=== Problem description ===
Copy every line that mentions the word "Channels".
--- start of Supplied data ---
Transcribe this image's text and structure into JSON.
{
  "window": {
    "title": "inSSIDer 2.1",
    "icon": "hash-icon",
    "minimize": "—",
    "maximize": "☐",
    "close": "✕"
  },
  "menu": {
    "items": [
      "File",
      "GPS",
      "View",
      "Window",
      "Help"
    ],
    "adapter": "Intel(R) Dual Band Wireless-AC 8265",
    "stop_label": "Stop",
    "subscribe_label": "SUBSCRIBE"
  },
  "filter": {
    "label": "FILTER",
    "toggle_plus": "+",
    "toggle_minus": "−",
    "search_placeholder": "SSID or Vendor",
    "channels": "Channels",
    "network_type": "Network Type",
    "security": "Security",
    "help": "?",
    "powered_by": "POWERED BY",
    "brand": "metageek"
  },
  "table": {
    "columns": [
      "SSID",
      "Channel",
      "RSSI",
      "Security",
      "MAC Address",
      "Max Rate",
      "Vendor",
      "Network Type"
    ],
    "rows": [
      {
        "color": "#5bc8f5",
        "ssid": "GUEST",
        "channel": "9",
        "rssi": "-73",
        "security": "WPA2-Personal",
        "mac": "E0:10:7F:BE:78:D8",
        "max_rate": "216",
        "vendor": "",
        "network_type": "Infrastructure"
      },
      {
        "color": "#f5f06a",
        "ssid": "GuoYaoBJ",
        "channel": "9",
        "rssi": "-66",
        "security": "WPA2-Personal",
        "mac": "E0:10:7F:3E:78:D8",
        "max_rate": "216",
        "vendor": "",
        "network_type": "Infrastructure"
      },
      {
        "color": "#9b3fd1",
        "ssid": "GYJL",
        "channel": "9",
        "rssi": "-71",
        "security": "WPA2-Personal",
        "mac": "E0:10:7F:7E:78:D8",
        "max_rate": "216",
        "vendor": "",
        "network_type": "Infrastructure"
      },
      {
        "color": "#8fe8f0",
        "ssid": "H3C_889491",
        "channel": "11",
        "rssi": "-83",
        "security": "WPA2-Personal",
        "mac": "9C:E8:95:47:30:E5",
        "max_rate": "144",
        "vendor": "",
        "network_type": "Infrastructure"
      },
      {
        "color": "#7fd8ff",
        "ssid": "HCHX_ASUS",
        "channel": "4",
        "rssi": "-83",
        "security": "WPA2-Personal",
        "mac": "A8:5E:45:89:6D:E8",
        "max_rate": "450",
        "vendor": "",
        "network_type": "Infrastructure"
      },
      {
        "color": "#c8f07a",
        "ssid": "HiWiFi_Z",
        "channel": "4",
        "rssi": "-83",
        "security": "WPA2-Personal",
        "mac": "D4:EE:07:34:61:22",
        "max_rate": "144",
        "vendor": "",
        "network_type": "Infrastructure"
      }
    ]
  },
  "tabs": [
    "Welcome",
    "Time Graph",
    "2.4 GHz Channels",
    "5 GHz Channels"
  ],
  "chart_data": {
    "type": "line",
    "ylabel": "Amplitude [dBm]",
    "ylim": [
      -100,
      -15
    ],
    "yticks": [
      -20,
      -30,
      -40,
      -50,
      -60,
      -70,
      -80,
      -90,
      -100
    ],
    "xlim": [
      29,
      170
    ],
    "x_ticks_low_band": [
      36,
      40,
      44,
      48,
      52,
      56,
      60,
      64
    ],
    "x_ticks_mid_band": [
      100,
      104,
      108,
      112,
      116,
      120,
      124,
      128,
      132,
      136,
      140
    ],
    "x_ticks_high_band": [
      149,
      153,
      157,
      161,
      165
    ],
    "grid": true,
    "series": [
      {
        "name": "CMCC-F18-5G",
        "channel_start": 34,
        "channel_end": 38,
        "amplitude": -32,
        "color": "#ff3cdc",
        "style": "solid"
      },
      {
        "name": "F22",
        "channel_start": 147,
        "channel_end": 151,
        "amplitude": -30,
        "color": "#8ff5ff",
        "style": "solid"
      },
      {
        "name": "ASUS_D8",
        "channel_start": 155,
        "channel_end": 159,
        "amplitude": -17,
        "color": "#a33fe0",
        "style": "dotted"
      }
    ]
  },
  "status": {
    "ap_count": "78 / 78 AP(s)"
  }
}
--- end of Supplied data ---
=== Result of the exercise ===
    "channels": "Channels",
    "2.4 GHz Channels",
    "5 GHz Channels"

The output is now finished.